TASK INSTRUCTIONS: Among the lines of the entries below, count those containing the word "legend" and answer with the number only.
>>>>
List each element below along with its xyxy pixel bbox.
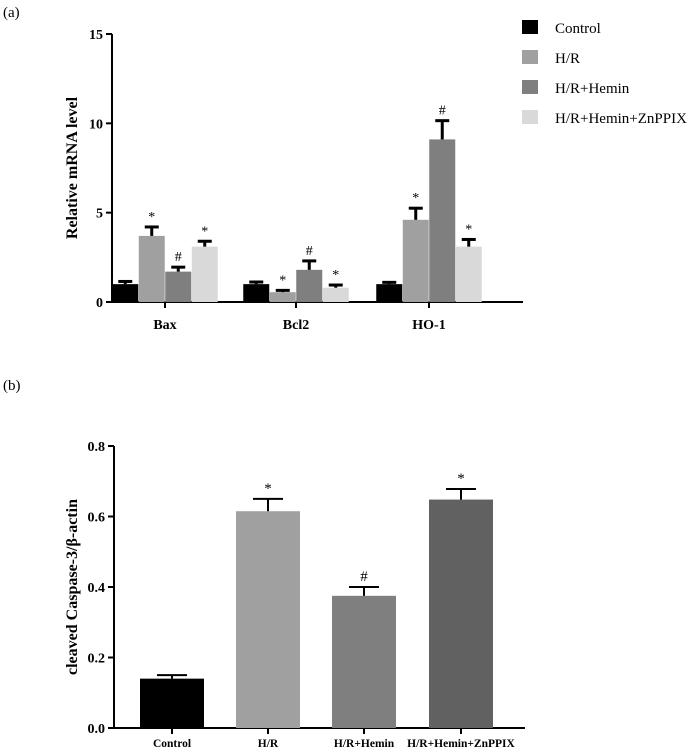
x-tick-label: H/R (258, 738, 279, 750)
legend-swatch (522, 20, 538, 34)
y-tick-label: 5 (96, 207, 103, 222)
significance-mark: * (332, 268, 339, 283)
significance-mark: * (264, 481, 272, 497)
bar (243, 284, 270, 302)
significance-mark: # (360, 569, 368, 585)
bar (140, 678, 204, 728)
y-tick-label: 10 (89, 117, 103, 132)
bar (455, 246, 482, 302)
bar (322, 287, 349, 302)
significance-mark: * (457, 471, 465, 487)
significance-mark: # (175, 250, 182, 265)
x-tick-label: HO-1 (412, 318, 445, 333)
legend-swatch (522, 50, 538, 64)
y-tick-label: 0.2 (88, 652, 106, 667)
y-tick-label: 0.6 (88, 511, 106, 526)
bar (376, 284, 403, 302)
bar (429, 139, 456, 302)
bar (138, 235, 165, 302)
x-tick-label: H/R+Hemin (334, 738, 395, 750)
y-tick-label: 0.4 (88, 581, 106, 596)
panel-b-label: (b) (3, 378, 21, 394)
bar (236, 511, 300, 728)
y-tick-label: 0.8 (88, 440, 106, 455)
panel-a-label: (a) (3, 5, 20, 21)
bar (191, 246, 218, 302)
bar (402, 219, 429, 302)
y-tick-label: 15 (89, 28, 103, 43)
legend-swatch (522, 80, 538, 94)
bar (296, 269, 323, 302)
x-tick-label: Bcl2 (283, 318, 309, 333)
panel-b-chart: 0.0 0.2 0.4 0.6 0.8 cleaved Caspase-3/β-actin… (64, 440, 525, 750)
significance-mark: * (148, 210, 155, 225)
significance-mark: * (412, 191, 419, 206)
y-tick-label: 0 (96, 296, 103, 311)
bar (269, 292, 296, 302)
significance-mark: # (306, 244, 313, 259)
bar (429, 499, 493, 728)
significance-mark: * (279, 273, 286, 288)
legend-label: H/R+Hemin (555, 81, 630, 97)
y-axis-label: Relative mRNA level (64, 96, 81, 239)
panel-a-chart: 0 5 10 15 Relative mRNA level Bax * # * Bcl2 * # * HO… (64, 28, 523, 333)
significance-mark: * (465, 222, 472, 237)
bar (112, 284, 139, 302)
x-tick-label: H/R+Hemin+ZnPPIX (407, 738, 515, 750)
bar (332, 595, 396, 728)
significance-mark: # (439, 104, 446, 119)
y-tick-label: 0.0 (88, 722, 106, 737)
legend-swatch (522, 110, 538, 124)
bar (165, 271, 192, 302)
legend-label: H/R (555, 51, 580, 67)
panel-a-legend: Control H/R H/R+Hemin H/R+Hemin+ZnPPIX (522, 20, 687, 127)
x-tick-label: Control (153, 738, 191, 750)
legend-label: H/R+Hemin+ZnPPIX (555, 111, 687, 127)
significance-mark: * (201, 224, 208, 239)
x-tick-label: Bax (153, 318, 176, 333)
y-axis-label: cleaved Caspase-3/β-actin (64, 499, 81, 675)
legend-label: Control (555, 21, 601, 37)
<<<<
EXERCISE ANSWER: 9